EXERCISE: Count the lines in the entries below that include the word "this". Give nothing but the number.

RECORDS:
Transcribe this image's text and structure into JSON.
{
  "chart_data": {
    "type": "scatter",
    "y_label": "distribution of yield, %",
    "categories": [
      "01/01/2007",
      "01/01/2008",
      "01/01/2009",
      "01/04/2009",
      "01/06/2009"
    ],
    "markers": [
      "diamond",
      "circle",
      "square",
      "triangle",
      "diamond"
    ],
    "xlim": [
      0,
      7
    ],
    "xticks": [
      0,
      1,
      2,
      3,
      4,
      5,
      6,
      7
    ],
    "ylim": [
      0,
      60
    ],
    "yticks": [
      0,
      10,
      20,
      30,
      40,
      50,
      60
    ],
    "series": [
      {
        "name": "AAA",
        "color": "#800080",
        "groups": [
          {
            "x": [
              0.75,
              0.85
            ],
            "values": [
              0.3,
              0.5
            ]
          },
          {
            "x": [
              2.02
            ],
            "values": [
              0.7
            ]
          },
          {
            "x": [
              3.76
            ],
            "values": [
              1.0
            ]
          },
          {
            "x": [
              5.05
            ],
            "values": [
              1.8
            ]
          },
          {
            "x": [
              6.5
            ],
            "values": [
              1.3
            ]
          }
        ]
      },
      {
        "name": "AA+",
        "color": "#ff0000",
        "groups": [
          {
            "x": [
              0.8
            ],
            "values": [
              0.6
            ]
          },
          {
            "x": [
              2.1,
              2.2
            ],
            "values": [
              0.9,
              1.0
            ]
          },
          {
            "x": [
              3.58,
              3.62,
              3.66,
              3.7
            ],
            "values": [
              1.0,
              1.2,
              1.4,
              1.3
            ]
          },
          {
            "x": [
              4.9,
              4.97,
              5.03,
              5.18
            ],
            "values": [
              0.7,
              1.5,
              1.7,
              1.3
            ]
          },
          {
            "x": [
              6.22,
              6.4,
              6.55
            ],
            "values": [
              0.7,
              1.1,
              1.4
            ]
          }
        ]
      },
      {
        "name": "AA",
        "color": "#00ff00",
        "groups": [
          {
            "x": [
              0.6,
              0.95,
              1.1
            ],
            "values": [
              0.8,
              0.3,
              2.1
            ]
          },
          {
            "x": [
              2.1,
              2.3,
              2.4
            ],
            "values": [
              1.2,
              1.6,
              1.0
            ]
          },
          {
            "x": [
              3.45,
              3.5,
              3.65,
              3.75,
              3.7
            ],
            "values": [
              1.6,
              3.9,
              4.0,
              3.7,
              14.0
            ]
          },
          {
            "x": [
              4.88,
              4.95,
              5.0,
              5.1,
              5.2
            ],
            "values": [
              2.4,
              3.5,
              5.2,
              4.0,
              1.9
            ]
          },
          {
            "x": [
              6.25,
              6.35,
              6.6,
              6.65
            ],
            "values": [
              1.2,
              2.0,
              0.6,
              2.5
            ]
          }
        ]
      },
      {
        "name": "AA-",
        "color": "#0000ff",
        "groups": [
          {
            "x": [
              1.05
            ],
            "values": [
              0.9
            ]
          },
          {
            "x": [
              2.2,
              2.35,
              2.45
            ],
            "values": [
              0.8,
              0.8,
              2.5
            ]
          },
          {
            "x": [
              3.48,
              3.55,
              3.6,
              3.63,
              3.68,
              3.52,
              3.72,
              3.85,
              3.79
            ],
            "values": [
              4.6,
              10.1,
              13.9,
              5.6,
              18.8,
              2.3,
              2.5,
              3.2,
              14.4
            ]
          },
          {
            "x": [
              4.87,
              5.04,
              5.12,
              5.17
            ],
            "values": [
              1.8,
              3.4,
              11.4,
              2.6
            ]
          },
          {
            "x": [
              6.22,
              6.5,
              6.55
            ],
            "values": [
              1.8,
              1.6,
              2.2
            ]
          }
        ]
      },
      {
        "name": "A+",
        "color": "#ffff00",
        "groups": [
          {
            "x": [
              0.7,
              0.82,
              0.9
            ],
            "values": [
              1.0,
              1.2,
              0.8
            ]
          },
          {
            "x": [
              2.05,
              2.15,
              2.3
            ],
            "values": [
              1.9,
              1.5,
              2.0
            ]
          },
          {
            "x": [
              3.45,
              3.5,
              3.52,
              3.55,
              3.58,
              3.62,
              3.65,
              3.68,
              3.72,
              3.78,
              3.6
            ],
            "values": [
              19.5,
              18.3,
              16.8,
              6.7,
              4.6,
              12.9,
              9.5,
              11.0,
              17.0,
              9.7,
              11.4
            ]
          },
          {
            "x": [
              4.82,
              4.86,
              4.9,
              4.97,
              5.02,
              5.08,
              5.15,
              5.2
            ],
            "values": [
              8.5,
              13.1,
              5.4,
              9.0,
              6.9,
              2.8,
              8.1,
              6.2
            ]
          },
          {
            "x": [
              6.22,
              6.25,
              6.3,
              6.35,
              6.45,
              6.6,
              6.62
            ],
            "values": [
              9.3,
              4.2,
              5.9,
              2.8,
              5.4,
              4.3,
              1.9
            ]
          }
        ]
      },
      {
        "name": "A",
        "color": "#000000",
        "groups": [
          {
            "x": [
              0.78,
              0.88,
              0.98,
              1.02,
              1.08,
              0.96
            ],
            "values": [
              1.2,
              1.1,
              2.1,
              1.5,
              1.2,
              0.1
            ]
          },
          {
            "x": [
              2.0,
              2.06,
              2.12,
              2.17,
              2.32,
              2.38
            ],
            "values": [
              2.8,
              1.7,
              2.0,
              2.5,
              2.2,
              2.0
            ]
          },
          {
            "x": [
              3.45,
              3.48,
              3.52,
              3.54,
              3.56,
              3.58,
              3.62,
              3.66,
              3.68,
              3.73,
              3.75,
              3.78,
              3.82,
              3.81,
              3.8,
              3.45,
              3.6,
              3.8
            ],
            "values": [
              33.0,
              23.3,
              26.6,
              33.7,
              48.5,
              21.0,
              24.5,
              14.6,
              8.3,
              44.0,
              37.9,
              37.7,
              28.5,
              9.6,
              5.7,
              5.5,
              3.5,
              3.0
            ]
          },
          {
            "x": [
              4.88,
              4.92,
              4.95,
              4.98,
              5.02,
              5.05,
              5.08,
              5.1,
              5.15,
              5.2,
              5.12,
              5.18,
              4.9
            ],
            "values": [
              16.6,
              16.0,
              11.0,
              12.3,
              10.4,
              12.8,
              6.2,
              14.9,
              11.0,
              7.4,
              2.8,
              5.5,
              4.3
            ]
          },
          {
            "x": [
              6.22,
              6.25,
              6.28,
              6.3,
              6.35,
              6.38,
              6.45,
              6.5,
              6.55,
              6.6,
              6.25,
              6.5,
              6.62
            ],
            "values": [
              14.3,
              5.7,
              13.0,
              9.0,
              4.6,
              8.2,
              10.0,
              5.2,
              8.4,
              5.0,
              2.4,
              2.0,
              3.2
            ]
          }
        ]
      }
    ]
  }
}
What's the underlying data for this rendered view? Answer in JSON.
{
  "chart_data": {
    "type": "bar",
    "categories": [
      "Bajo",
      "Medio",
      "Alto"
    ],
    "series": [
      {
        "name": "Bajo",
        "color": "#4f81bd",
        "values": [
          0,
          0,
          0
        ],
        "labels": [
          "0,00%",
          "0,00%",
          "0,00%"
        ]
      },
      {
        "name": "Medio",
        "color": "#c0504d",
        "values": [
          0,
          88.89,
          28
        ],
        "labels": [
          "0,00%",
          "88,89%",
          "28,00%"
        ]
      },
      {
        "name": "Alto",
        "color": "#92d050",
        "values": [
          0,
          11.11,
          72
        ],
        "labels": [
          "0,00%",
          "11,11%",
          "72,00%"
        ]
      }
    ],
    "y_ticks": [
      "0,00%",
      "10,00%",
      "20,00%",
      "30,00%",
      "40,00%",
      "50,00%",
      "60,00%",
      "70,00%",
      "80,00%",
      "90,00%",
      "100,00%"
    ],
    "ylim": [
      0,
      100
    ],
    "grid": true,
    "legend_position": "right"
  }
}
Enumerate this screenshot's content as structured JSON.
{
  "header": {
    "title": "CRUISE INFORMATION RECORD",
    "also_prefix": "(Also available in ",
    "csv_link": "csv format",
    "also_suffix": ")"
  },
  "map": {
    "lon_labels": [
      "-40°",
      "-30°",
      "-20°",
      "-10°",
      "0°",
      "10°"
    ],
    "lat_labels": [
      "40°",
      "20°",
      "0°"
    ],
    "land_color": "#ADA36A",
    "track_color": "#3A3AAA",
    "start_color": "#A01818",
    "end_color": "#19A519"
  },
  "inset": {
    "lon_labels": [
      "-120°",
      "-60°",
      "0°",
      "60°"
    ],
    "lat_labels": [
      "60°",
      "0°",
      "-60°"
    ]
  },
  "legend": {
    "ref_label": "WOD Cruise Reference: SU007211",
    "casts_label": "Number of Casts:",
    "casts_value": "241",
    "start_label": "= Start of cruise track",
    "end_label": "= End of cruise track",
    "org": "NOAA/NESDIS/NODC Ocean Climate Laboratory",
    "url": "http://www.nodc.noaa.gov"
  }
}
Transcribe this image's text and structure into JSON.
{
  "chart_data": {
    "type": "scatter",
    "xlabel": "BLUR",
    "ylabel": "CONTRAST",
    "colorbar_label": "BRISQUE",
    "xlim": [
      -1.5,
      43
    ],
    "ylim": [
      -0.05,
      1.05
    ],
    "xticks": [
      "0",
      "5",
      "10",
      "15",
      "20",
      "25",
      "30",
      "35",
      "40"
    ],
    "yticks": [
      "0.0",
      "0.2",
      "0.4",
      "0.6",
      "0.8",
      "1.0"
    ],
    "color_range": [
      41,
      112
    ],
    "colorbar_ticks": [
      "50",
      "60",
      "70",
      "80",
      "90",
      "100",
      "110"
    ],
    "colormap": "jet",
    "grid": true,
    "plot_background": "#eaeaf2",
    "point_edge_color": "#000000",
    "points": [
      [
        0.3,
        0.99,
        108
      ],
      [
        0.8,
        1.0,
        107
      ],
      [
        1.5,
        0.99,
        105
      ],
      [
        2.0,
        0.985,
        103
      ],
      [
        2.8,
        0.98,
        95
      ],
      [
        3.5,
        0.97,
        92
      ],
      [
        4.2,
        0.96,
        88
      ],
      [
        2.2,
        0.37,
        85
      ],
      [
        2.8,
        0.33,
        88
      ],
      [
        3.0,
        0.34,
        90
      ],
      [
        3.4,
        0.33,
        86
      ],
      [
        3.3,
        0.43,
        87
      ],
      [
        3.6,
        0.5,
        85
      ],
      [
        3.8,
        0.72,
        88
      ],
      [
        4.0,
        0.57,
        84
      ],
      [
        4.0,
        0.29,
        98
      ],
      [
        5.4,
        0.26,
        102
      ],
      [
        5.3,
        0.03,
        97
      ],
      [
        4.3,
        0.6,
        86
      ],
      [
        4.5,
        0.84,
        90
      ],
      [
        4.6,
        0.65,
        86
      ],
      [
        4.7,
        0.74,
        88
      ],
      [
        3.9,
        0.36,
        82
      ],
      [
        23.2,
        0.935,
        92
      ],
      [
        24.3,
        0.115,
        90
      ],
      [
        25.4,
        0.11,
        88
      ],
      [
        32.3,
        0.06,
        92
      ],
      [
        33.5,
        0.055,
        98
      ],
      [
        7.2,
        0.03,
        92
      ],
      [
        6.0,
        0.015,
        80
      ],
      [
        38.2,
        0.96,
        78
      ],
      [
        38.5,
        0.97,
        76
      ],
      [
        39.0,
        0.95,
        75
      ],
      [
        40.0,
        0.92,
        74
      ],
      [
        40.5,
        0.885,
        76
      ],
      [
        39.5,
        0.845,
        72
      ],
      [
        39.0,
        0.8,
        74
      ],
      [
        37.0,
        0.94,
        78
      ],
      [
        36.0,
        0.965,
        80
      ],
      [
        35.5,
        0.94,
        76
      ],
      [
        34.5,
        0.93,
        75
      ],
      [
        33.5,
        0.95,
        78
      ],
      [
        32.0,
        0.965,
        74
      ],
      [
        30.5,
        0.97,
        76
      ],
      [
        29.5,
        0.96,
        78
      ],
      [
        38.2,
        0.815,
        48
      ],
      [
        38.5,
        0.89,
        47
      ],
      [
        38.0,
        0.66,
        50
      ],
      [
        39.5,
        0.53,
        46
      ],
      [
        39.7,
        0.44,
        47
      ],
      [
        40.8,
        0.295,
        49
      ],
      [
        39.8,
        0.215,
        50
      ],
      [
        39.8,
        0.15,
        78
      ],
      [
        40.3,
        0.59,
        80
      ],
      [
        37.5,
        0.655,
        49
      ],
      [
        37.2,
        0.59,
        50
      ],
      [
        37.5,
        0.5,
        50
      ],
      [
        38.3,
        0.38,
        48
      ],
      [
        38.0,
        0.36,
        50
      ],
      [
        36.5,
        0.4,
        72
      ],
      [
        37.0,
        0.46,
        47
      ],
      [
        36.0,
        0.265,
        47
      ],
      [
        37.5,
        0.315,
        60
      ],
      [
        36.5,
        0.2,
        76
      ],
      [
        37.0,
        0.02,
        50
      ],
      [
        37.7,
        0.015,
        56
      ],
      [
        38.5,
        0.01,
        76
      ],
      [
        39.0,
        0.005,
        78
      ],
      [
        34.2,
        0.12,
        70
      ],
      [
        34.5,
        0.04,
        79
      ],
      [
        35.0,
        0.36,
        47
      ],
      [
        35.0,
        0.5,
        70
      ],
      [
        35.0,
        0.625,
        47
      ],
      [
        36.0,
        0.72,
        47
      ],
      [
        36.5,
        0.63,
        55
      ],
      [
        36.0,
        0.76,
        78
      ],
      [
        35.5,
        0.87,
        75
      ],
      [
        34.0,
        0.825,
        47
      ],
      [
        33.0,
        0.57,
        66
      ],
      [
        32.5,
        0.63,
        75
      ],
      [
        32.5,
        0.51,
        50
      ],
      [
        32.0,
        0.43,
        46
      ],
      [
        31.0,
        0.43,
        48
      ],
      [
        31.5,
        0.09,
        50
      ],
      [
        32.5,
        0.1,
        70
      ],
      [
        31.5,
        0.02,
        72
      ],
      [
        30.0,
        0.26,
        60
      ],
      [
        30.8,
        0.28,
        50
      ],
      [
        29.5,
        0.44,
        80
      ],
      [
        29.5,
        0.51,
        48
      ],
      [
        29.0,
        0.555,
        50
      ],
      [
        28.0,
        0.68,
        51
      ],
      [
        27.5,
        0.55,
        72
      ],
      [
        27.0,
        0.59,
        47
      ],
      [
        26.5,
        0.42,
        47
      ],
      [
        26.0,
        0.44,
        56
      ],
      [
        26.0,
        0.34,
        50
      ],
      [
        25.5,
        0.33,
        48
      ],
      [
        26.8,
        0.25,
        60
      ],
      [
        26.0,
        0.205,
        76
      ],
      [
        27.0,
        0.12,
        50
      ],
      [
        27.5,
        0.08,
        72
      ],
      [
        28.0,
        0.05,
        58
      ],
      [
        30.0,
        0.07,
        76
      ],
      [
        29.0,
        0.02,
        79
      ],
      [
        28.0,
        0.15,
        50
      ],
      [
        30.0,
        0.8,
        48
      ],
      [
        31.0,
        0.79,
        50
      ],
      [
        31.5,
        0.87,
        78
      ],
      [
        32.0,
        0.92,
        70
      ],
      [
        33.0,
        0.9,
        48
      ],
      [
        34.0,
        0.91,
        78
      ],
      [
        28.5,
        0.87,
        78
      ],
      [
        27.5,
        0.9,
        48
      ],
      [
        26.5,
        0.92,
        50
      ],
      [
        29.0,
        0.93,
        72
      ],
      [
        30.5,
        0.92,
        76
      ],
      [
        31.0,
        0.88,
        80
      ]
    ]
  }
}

THE ANSWER: 4